═══ Source data ═══

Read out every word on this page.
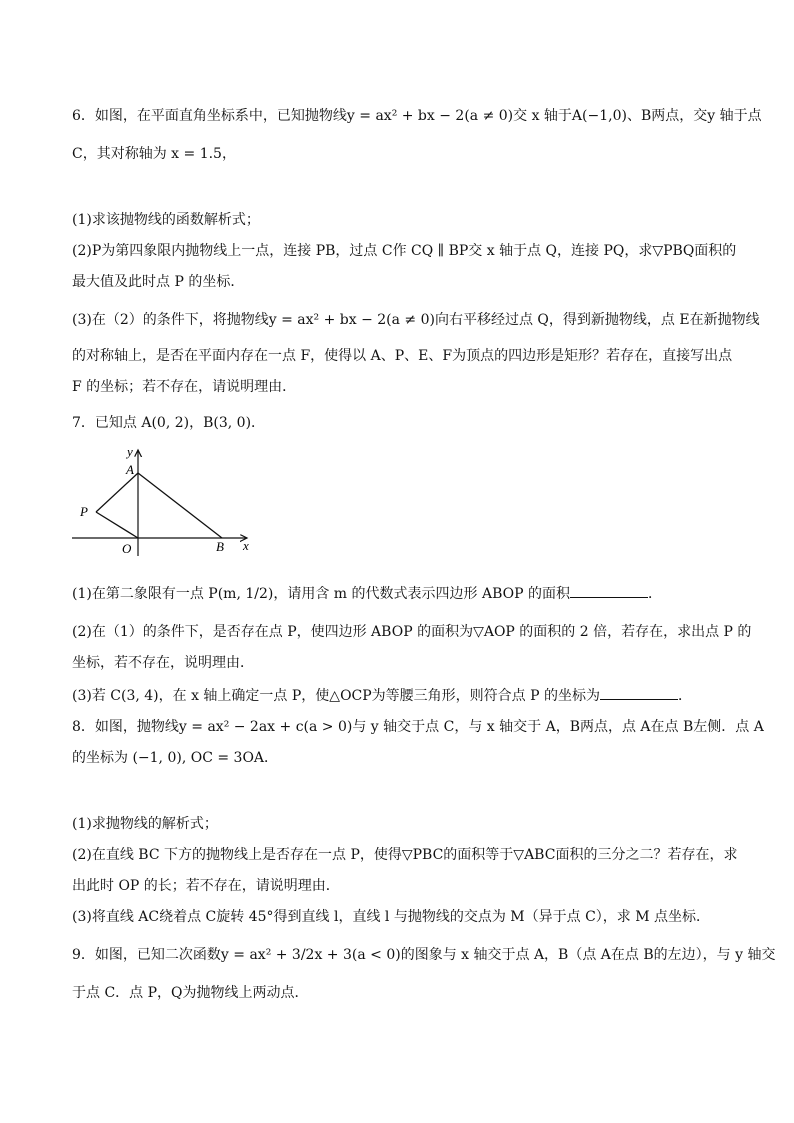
6．如图，在平面直角坐标系中，已知抛物线y = ax² + bx − 2(a ≠ 0)交 x 轴于A(−1,0)、B两点，交y 轴于点
C，其对称轴为 x = 1.5，
(1)求该抛物线的函数解析式；
(2)P为第四象限内抛物线上一点，连接 PB，过点 C作 CQ ∥ BP交 x 轴于点 Q，连接 PQ，求▽PBQ面积的
最大值及此时点 P 的坐标．
(3)在（2）的条件下，将抛物线y = ax² + bx − 2(a ≠ 0)向右平移经过点 Q，得到新抛物线，点 E在新抛物线
的对称轴上，是否在平面内存在一点 F，使得以 A、P、E、F为顶点的四边形是矩形？若存在，直接写出点
F 的坐标；若不存在，请说明理由．
7．已知点 A(0, 2)，B(3, 0)．
y
A
P
O	B x
(1)在第二象限有一点 P(m, 1/2)，请用含 m 的代数式表示四边形 ABOP 的面积	．
(2)在（1）的条件下，是否存在点 P，使四边形 ABOP 的面积为▽AOP 的面积的 2 倍，若存在，求出点 P 的
坐标，若不存在，说明理由．
(3)若 C(3, 4)，在 x 轴上确定一点 P，使△OCP为等腰三角形，则符合点 P 的坐标为	．
8．如图，抛物线y = ax² − 2ax + c(a > 0)与 y 轴交于点 C，与 x 轴交于 A，B两点，点 A在点 B左侧．点 A
的坐标为 (−1, 0), OC = 3OA．
(1)求抛物线的解析式；
(2)在直线 BC 下方的抛物线上是否存在一点 P，使得▽PBC的面积等于▽ABC面积的三分之二？若存在，求
出此时 OP 的长；若不存在，请说明理由．
(3)将直线 AC绕着点 C旋转 45°得到直线 l，直线 l 与抛物线的交点为 M（异于点 C），求 M 点坐标．
9．如图，已知二次函数y = ax² + 3/2x + 3(a < 0)的图象与 x 轴交于点 A，B（点 A在点 B的左边），与 y 轴交
于点 C．点 P，Q为抛物线上两动点．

═══

- Prompt
Omit the images and transcribe all of the records above word for word.

- Response
Read out every word on this page.
6．如图，在平面直角坐标系中，已知抛物线y = ax² + bx − 2(a ≠ 0)交 x 轴于A(−1,0)、B两点，交y 轴于点
C，其对称轴为 x = 1.5，
(1)求该抛物线的函数解析式；
(2)P为第四象限内抛物线上一点，连接 PB，过点 C作 CQ ∥ BP交 x 轴于点 Q，连接 PQ，求▽PBQ面积的
最大值及此时点 P 的坐标．
(3)在（2）的条件下，将抛物线y = ax² + bx − 2(a ≠ 0)向右平移经过点 Q，得到新抛物线，点 E在新抛物线
的对称轴上，是否在平面内存在一点 F，使得以 A、P、E、F为顶点的四边形是矩形？若存在，直接写出点
F 的坐标；若不存在，请说明理由．
7．已知点 A(0, 2)，B(3, 0)．
y
A
P
O	B x
(1)在第二象限有一点 P(m, 1/2)，请用含 m 的代数式表示四边形 ABOP 的面积	．
(2)在（1）的条件下，是否存在点 P，使四边形 ABOP 的面积为▽AOP 的面积的 2 倍，若存在，求出点 P 的
坐标，若不存在，说明理由．
(3)若 C(3, 4)，在 x 轴上确定一点 P，使△OCP为等腰三角形，则符合点 P 的坐标为	．
8．如图，抛物线y = ax² − 2ax + c(a > 0)与 y 轴交于点 C，与 x 轴交于 A，B两点，点 A在点 B左侧．点 A
的坐标为 (−1, 0), OC = 3OA．
(1)求抛物线的解析式；
(2)在直线 BC 下方的抛物线上是否存在一点 P，使得▽PBC的面积等于▽ABC面积的三分之二？若存在，求
出此时 OP 的长；若不存在，请说明理由．
(3)将直线 AC绕着点 C旋转 45°得到直线 l，直线 l 与抛物线的交点为 M（异于点 C），求 M 点坐标．
9．如图，已知二次函数y = ax² + 3/2x + 3(a < 0)的图象与 x 轴交于点 A，B（点 A在点 B的左边），与 y 轴交
于点 C．点 P，Q为抛物线上两动点．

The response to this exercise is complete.